WHAT YOU WILL DO:
Pictures stay out of your copy, but everything else in the records below must be repeated exactly.

EXTRACTED MATERIAL:

------------------------------------------------------------------------

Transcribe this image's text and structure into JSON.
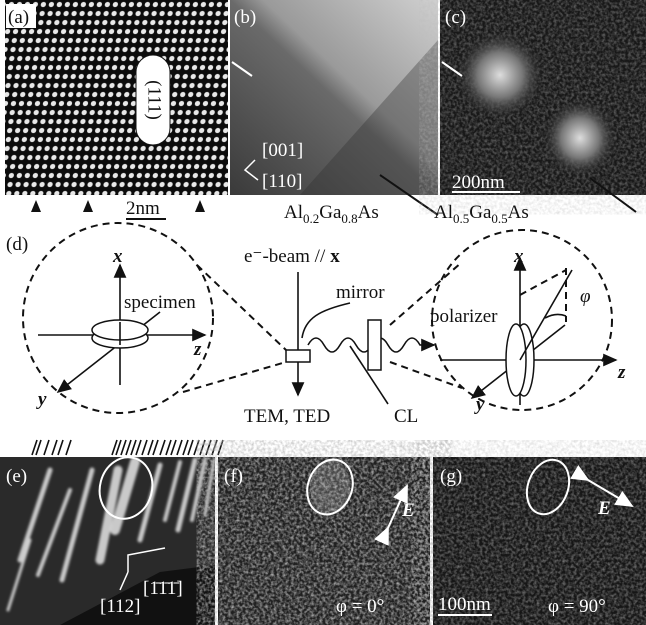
{
  "panels": {
    "a": {
      "label": "(a)",
      "plane": "(111)",
      "scale": "2nm"
    },
    "b": {
      "label": "(b)",
      "dir1": "[001]",
      "dir2": "[110]",
      "material": [
        "Al",
        "0.2",
        "Ga",
        "0.8",
        "As"
      ]
    },
    "c": {
      "label": "(c)",
      "scale": "200nm",
      "material": [
        "Al",
        "0.5",
        "Ga",
        "0.5",
        "As"
      ]
    },
    "d": {
      "label": "(d)",
      "beam": "e⁻-beam //",
      "beam_axis": "x",
      "mirror": "mirror",
      "specimen": "specimen",
      "polarizer": "polarizer",
      "phi": "φ",
      "detectors": "TEM, TED",
      "cl": "CL",
      "axes_left": [
        "x",
        "y",
        "z"
      ],
      "axes_right": [
        "x",
        "y",
        "z"
      ]
    },
    "e": {
      "label": "(e)",
      "dir1": "[112]",
      "dir2": "[1̄1̄1̄]"
    },
    "f": {
      "label": "(f)",
      "field": "E",
      "angle": "φ = 0°"
    },
    "g": {
      "label": "(g)",
      "field": "E",
      "scale": "100nm",
      "angle": "φ = 90°"
    }
  }
}
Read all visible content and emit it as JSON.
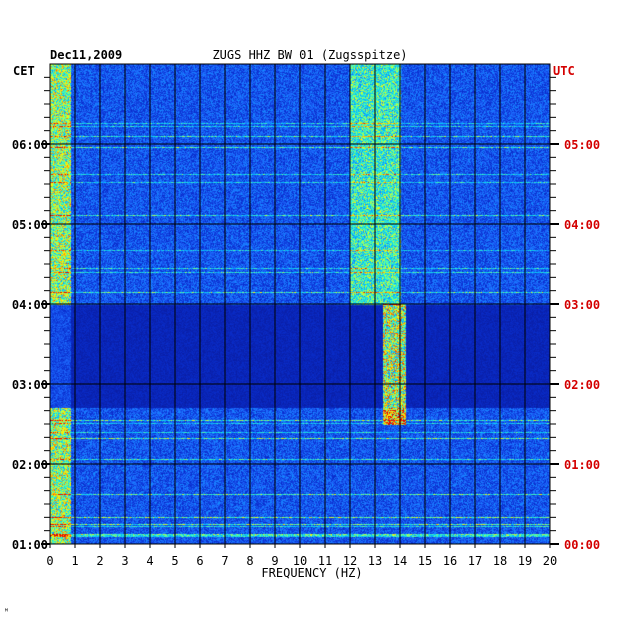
{
  "header": {
    "date": "Dec11,2009",
    "station": "ZUGS HHZ BW 01 (Zugsspitze)",
    "left_zone": "CET",
    "right_zone": "UTC"
  },
  "footer_mark": "ᴹ",
  "colors": {
    "background_blue": "#0a1fb8",
    "grid": "#000000",
    "utc_labels": "#d40000",
    "cet_labels": "#000000"
  },
  "chart_data": {
    "type": "heatmap",
    "xlabel": "FREQUENCY (HZ)",
    "xlim": [
      0,
      20
    ],
    "x_ticks": [
      "0",
      "1",
      "2",
      "3",
      "4",
      "5",
      "6",
      "7",
      "8",
      "9",
      "10",
      "11",
      "12",
      "13",
      "14",
      "15",
      "16",
      "17",
      "18",
      "19",
      "20"
    ],
    "y_ticks_cet": [
      "06:00",
      "05:00",
      "04:00",
      "03:00",
      "02:00",
      "01:00"
    ],
    "y_ticks_utc": [
      "05:00",
      "04:00",
      "03:00",
      "02:00",
      "01:00",
      "00:00"
    ],
    "y_tick_hours_cet": [
      6,
      5,
      4,
      3,
      2,
      1
    ],
    "ylim_cet_hours": [
      1,
      7
    ],
    "colormap": [
      "#08158f",
      "#0a2fd0",
      "#1e6cff",
      "#00c8ff",
      "#4cffb0",
      "#ffff00",
      "#ff8000",
      "#e00000"
    ],
    "features": [
      {
        "desc": "persistent low-frequency energy",
        "freq_range": [
          0,
          0.8
        ],
        "level": 0.6
      },
      {
        "desc": "broadband ~13.8 Hz band",
        "freq_range": [
          13.3,
          14.2
        ],
        "time_range_cet": [
          2.5,
          4.0
        ],
        "level": 0.85
      },
      {
        "desc": "12-14 Hz activity",
        "freq_range": [
          12,
          14
        ],
        "time_range_cet": [
          4.0,
          7.0
        ],
        "level": 0.45
      }
    ],
    "quiet_band_cet": [
      2.7,
      4.0
    ]
  }
}
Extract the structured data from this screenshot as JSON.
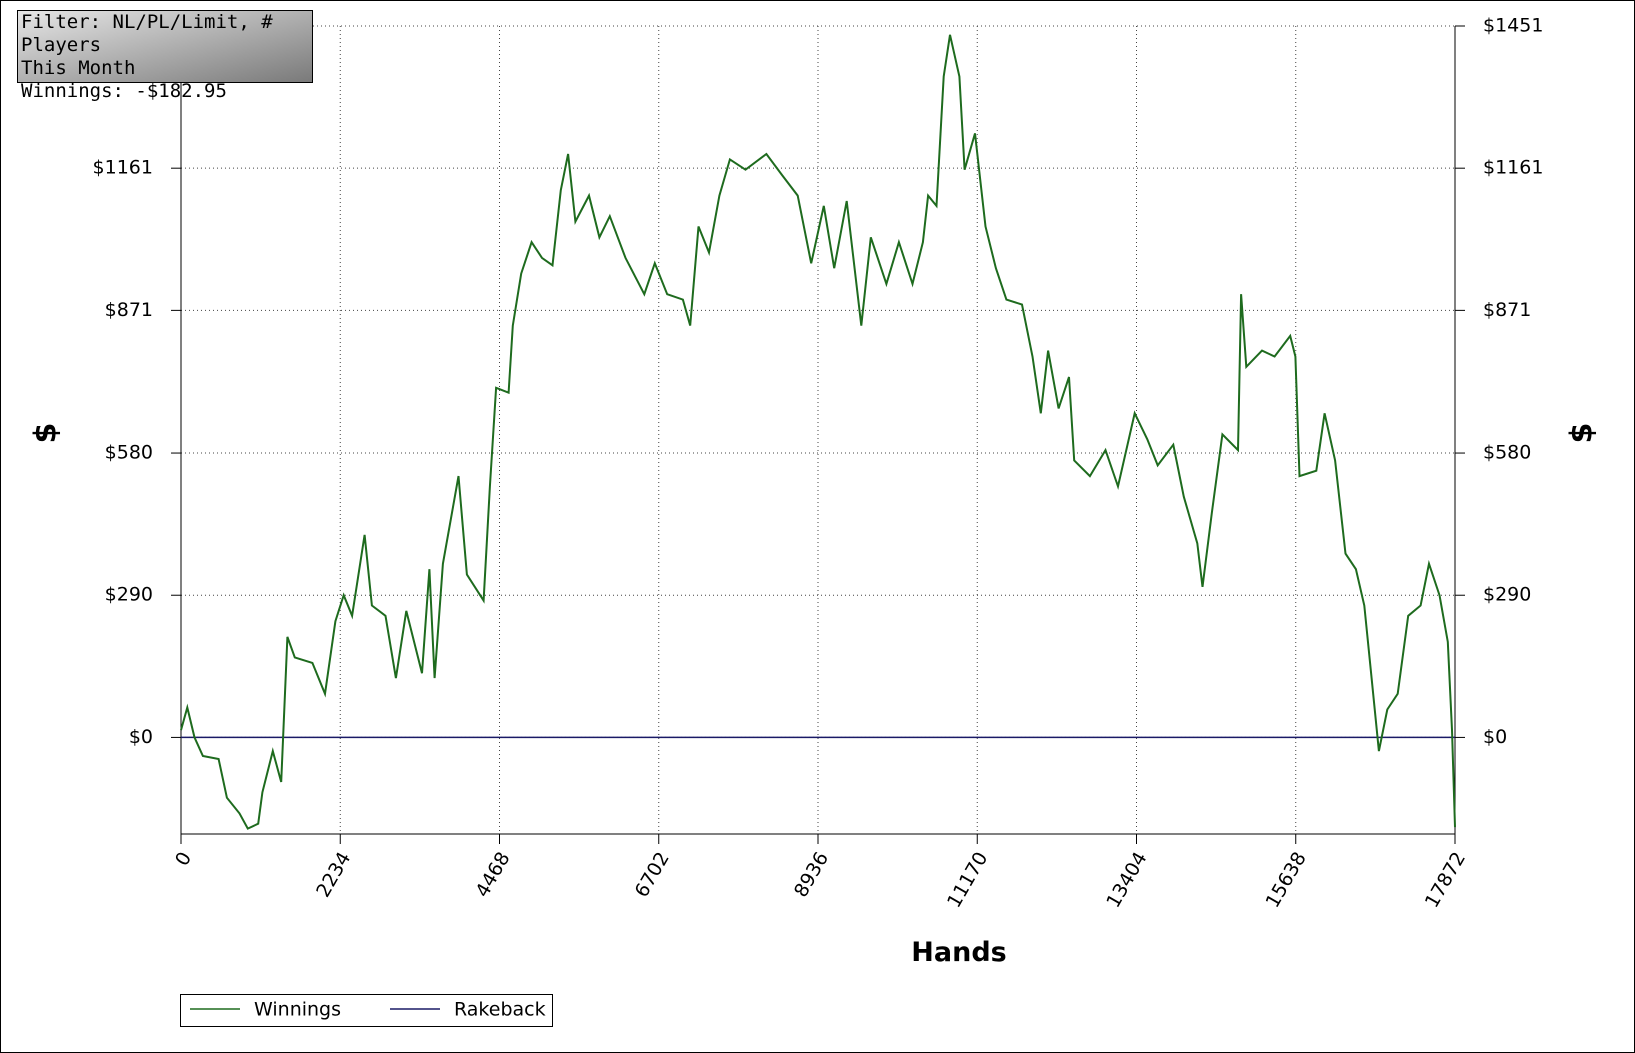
{
  "chart_data": {
    "type": "line",
    "annotations": [
      "Filter: NL/PL/Limit, # Players",
      "This Month",
      "Winnings: -$182.95"
    ],
    "x_label": "Hands",
    "y_label": "$",
    "xlim": [
      0,
      17872
    ],
    "xticks": [
      0,
      2234,
      4468,
      6702,
      8936,
      11170,
      13404,
      15638,
      17872
    ],
    "ylim": [
      -197,
      1451
    ],
    "yticks": [
      {
        "value": 0,
        "label": "$0"
      },
      {
        "value": 290,
        "label": "$290"
      },
      {
        "value": 580,
        "label": "$580"
      },
      {
        "value": 871,
        "label": "$871"
      },
      {
        "value": 1161,
        "label": "$1161"
      },
      {
        "value": 1451,
        "label": "$1451"
      }
    ],
    "grid": true,
    "series": [
      {
        "name": "Winnings",
        "color": "#1e6b1e",
        "x": [
          0,
          88,
          190,
          307,
          527,
          644,
          820,
          937,
          1083,
          1142,
          1288,
          1405,
          1493,
          1596,
          1844,
          2020,
          2166,
          2283,
          2400,
          2576,
          2678,
          2869,
          3015,
          3161,
          3381,
          3484,
          3557,
          3674,
          3893,
          4010,
          4245,
          4333,
          4420,
          4596,
          4655,
          4772,
          4918,
          5064,
          5211,
          5328,
          5430,
          5533,
          5723,
          5870,
          6016,
          6236,
          6499,
          6646,
          6821,
          7041,
          7143,
          7260,
          7407,
          7553,
          7700,
          7919,
          8212,
          8431,
          8651,
          8841,
          9017,
          9163,
          9339,
          9544,
          9676,
          9896,
          10071,
          10262,
          10408,
          10480,
          10598,
          10700,
          10788,
          10920,
          10993,
          11139,
          11286,
          11432,
          11579,
          11798,
          11945,
          12062,
          12164,
          12311,
          12457,
          12530,
          12750,
          12969,
          13145,
          13379,
          13555,
          13701,
          13920,
          14067,
          14257,
          14330,
          14462,
          14609,
          14828,
          14872,
          14945,
          15165,
          15341,
          15560,
          15633,
          15691,
          15926,
          16043,
          16190,
          16336,
          16482,
          16600,
          16702,
          16805,
          16922,
          17068,
          17215,
          17390,
          17507,
          17654,
          17771,
          17830,
          17872
        ],
        "values": [
          15,
          61,
          0,
          -38,
          -44,
          -123,
          -155,
          -186,
          -176,
          -112,
          -28,
          -91,
          205,
          163,
          152,
          89,
          237,
          290,
          248,
          413,
          269,
          248,
          121,
          258,
          131,
          343,
          121,
          354,
          533,
          332,
          279,
          512,
          713,
          703,
          840,
          946,
          1010,
          978,
          963,
          1116,
          1190,
          1052,
          1105,
          1020,
          1063,
          978,
          904,
          967,
          904,
          893,
          840,
          1042,
          989,
          1105,
          1179,
          1158,
          1190,
          1147,
          1105,
          967,
          1084,
          957,
          1094,
          840,
          1020,
          925,
          1010,
          925,
          1010,
          1105,
          1084,
          1348,
          1433,
          1348,
          1158,
          1232,
          1042,
          957,
          893,
          883,
          777,
          661,
          789,
          671,
          735,
          565,
          533,
          586,
          512,
          661,
          608,
          555,
          597,
          491,
          396,
          307,
          459,
          618,
          586,
          904,
          756,
          789,
          777,
          819,
          777,
          533,
          544,
          661,
          565,
          375,
          343,
          269,
          121,
          -28,
          57,
          89,
          248,
          269,
          354,
          290,
          195,
          15,
          -183
        ]
      },
      {
        "name": "Rakeback",
        "color": "#1a1a66",
        "x": [
          0,
          17872
        ],
        "values": [
          0,
          0
        ]
      }
    ]
  }
}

------------------------------------------------------------------------

TASK RESPONSE:
Transcribe this image's text and structure into JSON.
{
  "panels": {
    "a": {
      "label": "(a)",
      "plane": "(111)",
      "scale": "2nm"
    },
    "b": {
      "label": "(b)",
      "dir1": "[001]",
      "dir2": "[110]",
      "material": [
        "Al",
        "0.2",
        "Ga",
        "0.8",
        "As"
      ]
    },
    "c": {
      "label": "(c)",
      "scale": "200nm",
      "material": [
        "Al",
        "0.5",
        "Ga",
        "0.5",
        "As"
      ]
    },
    "d": {
      "label": "(d)",
      "beam": "e⁻-beam //",
      "beam_axis": "x",
      "mirror": "mirror",
      "specimen": "specimen",
      "polarizer": "polarizer",
      "phi": "φ",
      "detectors": "TEM, TED",
      "cl": "CL",
      "axes_left": [
        "x",
        "y",
        "z"
      ],
      "axes_right": [
        "x",
        "y",
        "z"
      ]
    },
    "e": {
      "label": "(e)",
      "dir1": "[112]",
      "dir2": "[1̄1̄1̄]"
    },
    "f": {
      "label": "(f)",
      "field": "E",
      "angle": "φ = 0°"
    },
    "g": {
      "label": "(g)",
      "field": "E",
      "scale": "100nm",
      "angle": "φ = 90°"
    }
  }
}
Read all visible content and emit it as JSON.
{
  "header": {
    "date": "Dec11,2009",
    "station": "ZUGS HHZ BW 01 (Zugsspitze)",
    "left_zone": "CET",
    "right_zone": "UTC"
  },
  "footer_mark": "ᴹ",
  "colors": {
    "background_blue": "#0a1fb8",
    "grid": "#000000",
    "utc_labels": "#d40000",
    "cet_labels": "#000000"
  },
  "chart_data": {
    "type": "heatmap",
    "xlabel": "FREQUENCY (HZ)",
    "xlim": [
      0,
      20
    ],
    "x_ticks": [
      "0",
      "1",
      "2",
      "3",
      "4",
      "5",
      "6",
      "7",
      "8",
      "9",
      "10",
      "11",
      "12",
      "13",
      "14",
      "15",
      "16",
      "17",
      "18",
      "19",
      "20"
    ],
    "y_ticks_cet": [
      "06:00",
      "05:00",
      "04:00",
      "03:00",
      "02:00",
      "01:00"
    ],
    "y_ticks_utc": [
      "05:00",
      "04:00",
      "03:00",
      "02:00",
      "01:00",
      "00:00"
    ],
    "y_tick_hours_cet": [
      6,
      5,
      4,
      3,
      2,
      1
    ],
    "ylim_cet_hours": [
      1,
      7
    ],
    "colormap": [
      "#08158f",
      "#0a2fd0",
      "#1e6cff",
      "#00c8ff",
      "#4cffb0",
      "#ffff00",
      "#ff8000",
      "#e00000"
    ],
    "features": [
      {
        "desc": "persistent low-frequency energy",
        "freq_range": [
          0,
          0.8
        ],
        "level": 0.6
      },
      {
        "desc": "broadband ~13.8 Hz band",
        "freq_range": [
          13.3,
          14.2
        ],
        "time_range_cet": [
          2.5,
          4.0
        ],
        "level": 0.85
      },
      {
        "desc": "12-14 Hz activity",
        "freq_range": [
          12,
          14
        ],
        "time_range_cet": [
          4.0,
          7.0
        ],
        "level": 0.45
      }
    ],
    "quiet_band_cet": [
      2.7,
      4.0
    ]
  }
}
Extract the structured data from this screenshot as JSON.
{
  "chart_data": {
    "type": "line",
    "annotations": [
      "Filter: NL/PL/Limit, # Players",
      "This Month",
      "Winnings: -$182.95"
    ],
    "x_label": "Hands",
    "y_label": "$",
    "xlim": [
      0,
      17872
    ],
    "xticks": [
      0,
      2234,
      4468,
      6702,
      8936,
      11170,
      13404,
      15638,
      17872
    ],
    "ylim": [
      -197,
      1451
    ],
    "yticks": [
      {
        "value": 0,
        "label": "$0"
      },
      {
        "value": 290,
        "label": "$290"
      },
      {
        "value": 580,
        "label": "$580"
      },
      {
        "value": 871,
        "label": "$871"
      },
      {
        "value": 1161,
        "label": "$1161"
      },
      {
        "value": 1451,
        "label": "$1451"
      }
    ],
    "grid": true,
    "series": [
      {
        "name": "Winnings",
        "color": "#1e6b1e",
        "x": [
          0,
          88,
          190,
          307,
          527,
          644,
          820,
          937,
          1083,
          1142,
          1288,
          1405,
          1493,
          1596,
          1844,
          2020,
          2166,
          2283,
          2400,
          2576,
          2678,
          2869,
          3015,
          3161,
          3381,
          3484,
          3557,
          3674,
          3893,
          4010,
          4245,
          4333,
          4420,
          4596,
          4655,
          4772,
          4918,
          5064,
          5211,
          5328,
          5430,
          5533,
          5723,
          5870,
          6016,
          6236,
          6499,
          6646,
          6821,
          7041,
          7143,
          7260,
          7407,
          7553,
          7700,
          7919,
          8212,
          8431,
          8651,
          8841,
          9017,
          9163,
          9339,
          9544,
          9676,
          9896,
          10071,
          10262,
          10408,
          10480,
          10598,
          10700,
          10788,
          10920,
          10993,
          11139,
          11286,
          11432,
          11579,
          11798,
          11945,
          12062,
          12164,
          12311,
          12457,
          12530,
          12750,
          12969,
          13145,
          13379,
          13555,
          13701,
          13920,
          14067,
          14257,
          14330,
          14462,
          14609,
          14828,
          14872,
          14945,
          15165,
          15341,
          15560,
          15633,
          15691,
          15926,
          16043,
          16190,
          16336,
          16482,
          16600,
          16702,
          16805,
          16922,
          17068,
          17215,
          17390,
          17507,
          17654,
          17771,
          17830,
          17872
        ],
        "values": [
          15,
          61,
          0,
          -38,
          -44,
          -123,
          -155,
          -186,
          -176,
          -112,
          -28,
          -91,
          205,
          163,
          152,
          89,
          237,
          290,
          248,
          413,
          269,
          248,
          121,
          258,
          131,
          343,
          121,
          354,
          533,
          332,
          279,
          512,
          713,
          703,
          840,
          946,
          1010,
          978,
          963,
          1116,
          1190,
          1052,
          1105,
          1020,
          1063,
          978,
          904,
          967,
          904,
          893,
          840,
          1042,
          989,
          1105,
          1179,
          1158,
          1190,
          1147,
          1105,
          967,
          1084,
          957,
          1094,
          840,
          1020,
          925,
          1010,
          925,
          1010,
          1105,
          1084,
          1348,
          1433,
          1348,
          1158,
          1232,
          1042,
          957,
          893,
          883,
          777,
          661,
          789,
          671,
          735,
          565,
          533,
          586,
          512,
          661,
          608,
          555,
          597,
          491,
          396,
          307,
          459,
          618,
          586,
          904,
          756,
          789,
          777,
          819,
          777,
          533,
          544,
          661,
          565,
          375,
          343,
          269,
          121,
          -28,
          57,
          89,
          248,
          269,
          354,
          290,
          195,
          15,
          -183
        ]
      },
      {
        "name": "Rakeback",
        "color": "#1a1a66",
        "x": [
          0,
          17872
        ],
        "values": [
          0,
          0
        ]
      }
    ]
  }
}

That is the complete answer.